__WHAT IS NEEDED__
Return every line below as is, leaving out the pictures.

__GIVEN DATA__

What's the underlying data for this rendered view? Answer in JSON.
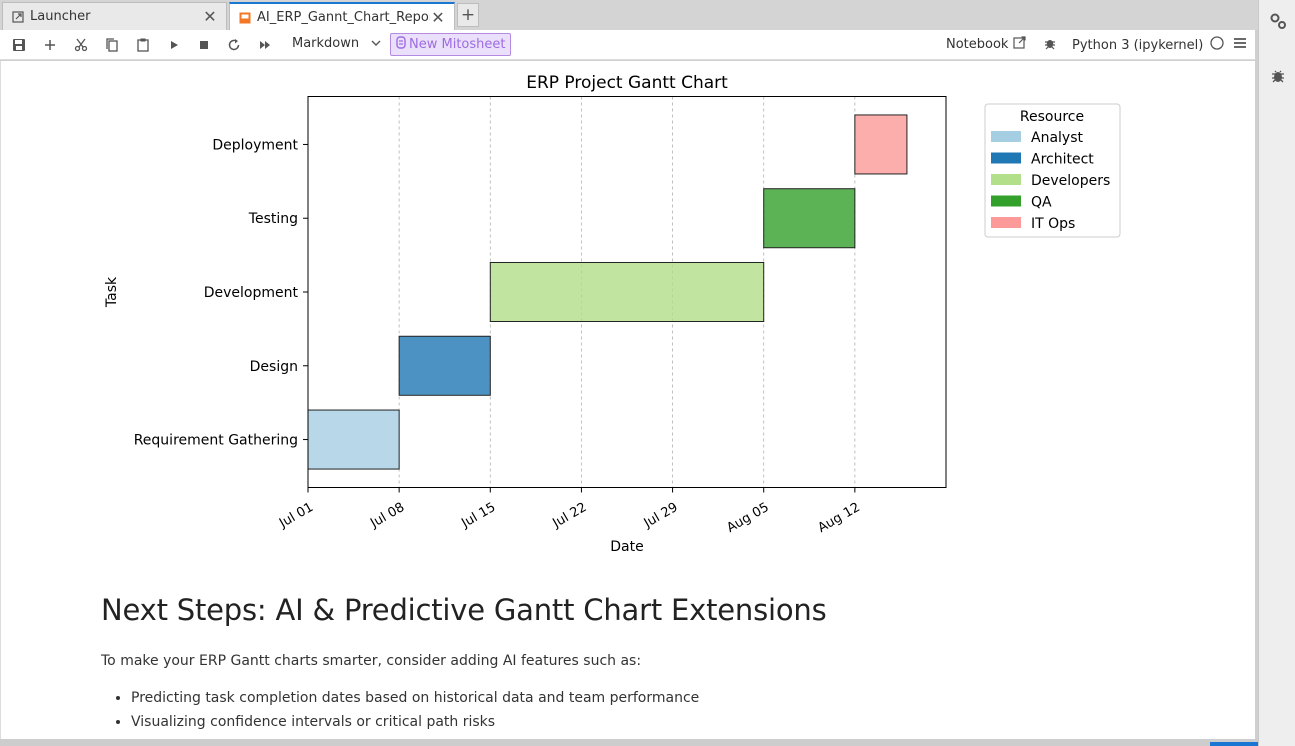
{
  "tabs": [
    {
      "label": "Launcher",
      "icon": "launcher-icon",
      "active": false
    },
    {
      "label": "AI_ERP_Gannt_Chart_Repor",
      "icon": "notebook-icon",
      "active": true
    }
  ],
  "toolbar": {
    "cell_type": "Markdown",
    "mitosheet": "New Mitosheet",
    "notebook_label": "Notebook",
    "kernel": "Python 3 (ipykernel)"
  },
  "chart_data": {
    "type": "gantt",
    "title": "ERP Project Gantt Chart",
    "xlabel": "Date",
    "ylabel": "Task",
    "x_ticks": [
      "Jul 01",
      "Jul 08",
      "Jul 15",
      "Jul 22",
      "Jul 29",
      "Aug 05",
      "Aug 12"
    ],
    "x_tick_dates": [
      "2024-07-01",
      "2024-07-08",
      "2024-07-15",
      "2024-07-22",
      "2024-07-29",
      "2024-08-05",
      "2024-08-12"
    ],
    "xlim": [
      "2024-07-01",
      "2024-08-19"
    ],
    "grid": "vertical-dashed",
    "tasks": [
      {
        "name": "Requirement Gathering",
        "start": "2024-07-01",
        "end": "2024-07-08",
        "resource": "Analyst"
      },
      {
        "name": "Design",
        "start": "2024-07-08",
        "end": "2024-07-15",
        "resource": "Architect"
      },
      {
        "name": "Development",
        "start": "2024-07-15",
        "end": "2024-08-05",
        "resource": "Developers"
      },
      {
        "name": "Testing",
        "start": "2024-08-05",
        "end": "2024-08-12",
        "resource": "QA"
      },
      {
        "name": "Deployment",
        "start": "2024-08-12",
        "end": "2024-08-16",
        "resource": "IT Ops"
      }
    ],
    "legend": {
      "title": "Resource",
      "placement": "outside-top-right",
      "entries": [
        {
          "name": "Analyst",
          "color": "#a6cee3"
        },
        {
          "name": "Architect",
          "color": "#1f78b4"
        },
        {
          "name": "Developers",
          "color": "#b2df8a"
        },
        {
          "name": "QA",
          "color": "#33a02c"
        },
        {
          "name": "IT Ops",
          "color": "#fb9a99"
        }
      ]
    }
  },
  "markdown": {
    "heading": "Next Steps: AI & Predictive Gantt Chart Extensions",
    "intro": "To make your ERP Gantt charts smarter, consider adding AI features such as:",
    "bullets": [
      "Predicting task completion dates based on historical data and team performance",
      "Visualizing confidence intervals or critical path risks"
    ]
  }
}
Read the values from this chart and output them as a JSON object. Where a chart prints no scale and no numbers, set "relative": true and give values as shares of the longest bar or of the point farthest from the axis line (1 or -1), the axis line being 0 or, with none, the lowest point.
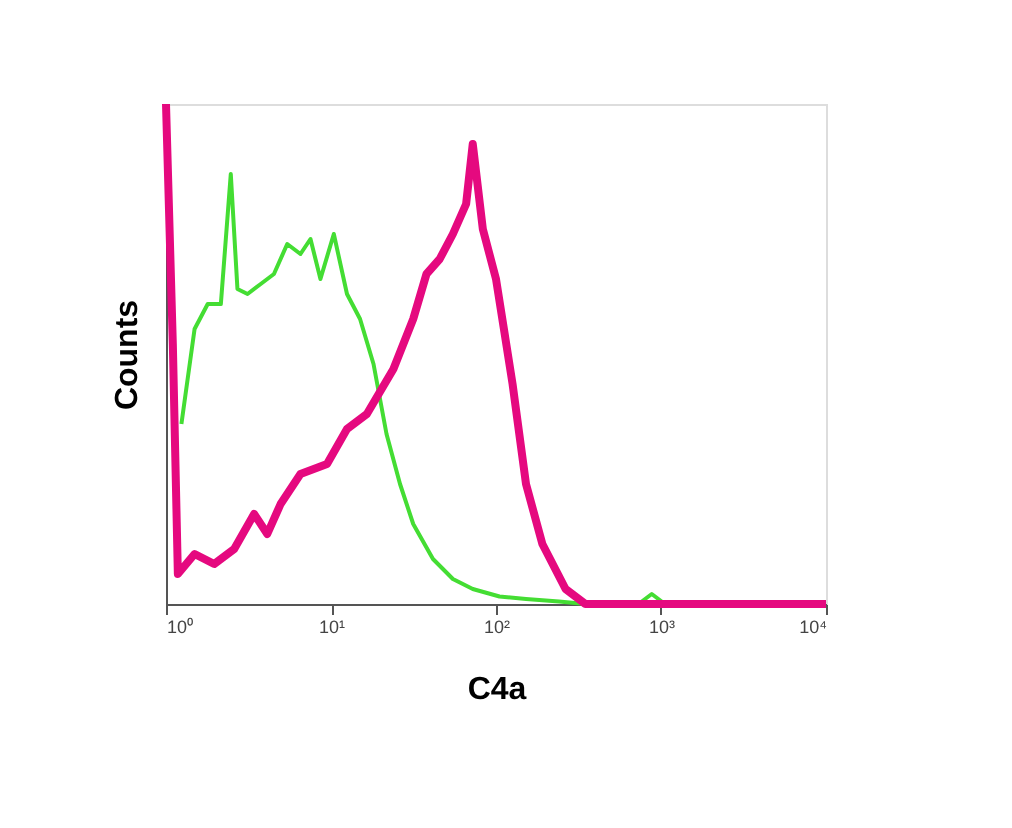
{
  "chart_data": {
    "type": "line",
    "xlabel": "C4a",
    "ylabel": "Counts",
    "relative": true,
    "log": "x",
    "xlim": [
      1,
      10000
    ],
    "xticks": [
      {
        "value": 1,
        "label": "10⁰"
      },
      {
        "value": 10,
        "label": "10¹"
      },
      {
        "value": 100,
        "label": "10²"
      },
      {
        "value": 1000,
        "label": "10³"
      },
      {
        "value": 10000,
        "label": "10⁴"
      }
    ],
    "marker": "none",
    "line_style": "solid",
    "series": [
      {
        "color": "#44dd33",
        "x": [
          1.24,
          1.49,
          1.79,
          2.15,
          2.47,
          2.71,
          3.12,
          3.75,
          4.51,
          5.43,
          6.53,
          7.51,
          8.63,
          10.4,
          12.5,
          15.0,
          18.1,
          21.7,
          26.2,
          31.5,
          41.5,
          54.8,
          72.3,
          105,
          152,
          241,
          348,
          730,
          879,
          1057,
          10000
        ],
        "values": [
          0.36,
          0.55,
          0.6,
          0.6,
          0.86,
          0.63,
          0.62,
          0.64,
          0.66,
          0.72,
          0.7,
          0.73,
          0.65,
          0.74,
          0.62,
          0.57,
          0.48,
          0.34,
          0.24,
          0.16,
          0.09,
          0.05,
          0.03,
          0.015,
          0.01,
          0.005,
          0,
          0,
          0.02,
          0,
          0
        ]
      },
      {
        "color": "#e5097f",
        "x": [
          1,
          1.1,
          1.18,
          1.49,
          1.96,
          2.59,
          3.42,
          4.11,
          4.95,
          6.53,
          9.46,
          12.5,
          16.5,
          23.9,
          31.5,
          37.9,
          45.6,
          54.8,
          65.9,
          72.3,
          83.2,
          100,
          126,
          152,
          191,
          264,
          348,
          10000
        ],
        "values": [
          1,
          0.52,
          0.06,
          0.1,
          0.08,
          0.11,
          0.18,
          0.14,
          0.2,
          0.26,
          0.28,
          0.35,
          0.38,
          0.47,
          0.57,
          0.66,
          0.69,
          0.74,
          0.8,
          0.92,
          0.75,
          0.65,
          0.44,
          0.24,
          0.12,
          0.03,
          0,
          0
        ]
      }
    ]
  }
}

__ANSWER BELOW__
What's the underlying data for this rendered view? Answer in JSON.
{
  "tabs": [
    {
      "label": "Launcher",
      "icon": "launcher-icon",
      "active": false
    },
    {
      "label": "AI_ERP_Gannt_Chart_Repor",
      "icon": "notebook-icon",
      "active": true
    }
  ],
  "toolbar": {
    "cell_type": "Markdown",
    "mitosheet": "New Mitosheet",
    "notebook_label": "Notebook",
    "kernel": "Python 3 (ipykernel)"
  },
  "chart_data": {
    "type": "gantt",
    "title": "ERP Project Gantt Chart",
    "xlabel": "Date",
    "ylabel": "Task",
    "x_ticks": [
      "Jul 01",
      "Jul 08",
      "Jul 15",
      "Jul 22",
      "Jul 29",
      "Aug 05",
      "Aug 12"
    ],
    "x_tick_dates": [
      "2024-07-01",
      "2024-07-08",
      "2024-07-15",
      "2024-07-22",
      "2024-07-29",
      "2024-08-05",
      "2024-08-12"
    ],
    "xlim": [
      "2024-07-01",
      "2024-08-19"
    ],
    "grid": "vertical-dashed",
    "tasks": [
      {
        "name": "Requirement Gathering",
        "start": "2024-07-01",
        "end": "2024-07-08",
        "resource": "Analyst"
      },
      {
        "name": "Design",
        "start": "2024-07-08",
        "end": "2024-07-15",
        "resource": "Architect"
      },
      {
        "name": "Development",
        "start": "2024-07-15",
        "end": "2024-08-05",
        "resource": "Developers"
      },
      {
        "name": "Testing",
        "start": "2024-08-05",
        "end": "2024-08-12",
        "resource": "QA"
      },
      {
        "name": "Deployment",
        "start": "2024-08-12",
        "end": "2024-08-16",
        "resource": "IT Ops"
      }
    ],
    "legend": {
      "title": "Resource",
      "placement": "outside-top-right",
      "entries": [
        {
          "name": "Analyst",
          "color": "#a6cee3"
        },
        {
          "name": "Architect",
          "color": "#1f78b4"
        },
        {
          "name": "Developers",
          "color": "#b2df8a"
        },
        {
          "name": "QA",
          "color": "#33a02c"
        },
        {
          "name": "IT Ops",
          "color": "#fb9a99"
        }
      ]
    }
  },
  "markdown": {
    "heading": "Next Steps: AI & Predictive Gantt Chart Extensions",
    "intro": "To make your ERP Gantt charts smarter, consider adding AI features such as:",
    "bullets": [
      "Predicting task completion dates based on historical data and team performance",
      "Visualizing confidence intervals or critical path risks"
    ]
  }
}
Read the values from this chart and output them as a JSON object. Where a chart prints no scale and no numbers, set "relative": true and give values as shares of the longest bar or of the point farthest from the axis line (1 or -1), the axis line being 0 or, with none, the lowest point.
{
  "chart_data": {
    "type": "line",
    "xlabel": "C4a",
    "ylabel": "Counts",
    "relative": true,
    "log": "x",
    "xlim": [
      1,
      10000
    ],
    "xticks": [
      {
        "value": 1,
        "label": "10⁰"
      },
      {
        "value": 10,
        "label": "10¹"
      },
      {
        "value": 100,
        "label": "10²"
      },
      {
        "value": 1000,
        "label": "10³"
      },
      {
        "value": 10000,
        "label": "10⁴"
      }
    ],
    "marker": "none",
    "line_style": "solid",
    "series": [
      {
        "color": "#44dd33",
        "x": [
          1.24,
          1.49,
          1.79,
          2.15,
          2.47,
          2.71,
          3.12,
          3.75,
          4.51,
          5.43,
          6.53,
          7.51,
          8.63,
          10.4,
          12.5,
          15.0,
          18.1,
          21.7,
          26.2,
          31.5,
          41.5,
          54.8,
          72.3,
          105,
          152,
          241,
          348,
          730,
          879,
          1057,
          10000
        ],
        "values": [
          0.36,
          0.55,
          0.6,
          0.6,
          0.86,
          0.63,
          0.62,
          0.64,
          0.66,
          0.72,
          0.7,
          0.73,
          0.65,
          0.74,
          0.62,
          0.57,
          0.48,
          0.34,
          0.24,
          0.16,
          0.09,
          0.05,
          0.03,
          0.015,
          0.01,
          0.005,
          0,
          0,
          0.02,
          0,
          0
        ]
      },
      {
        "color": "#e5097f",
        "x": [
          1,
          1.1,
          1.18,
          1.49,
          1.96,
          2.59,
          3.42,
          4.11,
          4.95,
          6.53,
          9.46,
          12.5,
          16.5,
          23.9,
          31.5,
          37.9,
          45.6,
          54.8,
          65.9,
          72.3,
          83.2,
          100,
          126,
          152,
          191,
          264,
          348,
          10000
        ],
        "values": [
          1,
          0.52,
          0.06,
          0.1,
          0.08,
          0.11,
          0.18,
          0.14,
          0.2,
          0.26,
          0.28,
          0.35,
          0.38,
          0.47,
          0.57,
          0.66,
          0.69,
          0.74,
          0.8,
          0.92,
          0.75,
          0.65,
          0.44,
          0.24,
          0.12,
          0.03,
          0,
          0
        ]
      }
    ]
  }
}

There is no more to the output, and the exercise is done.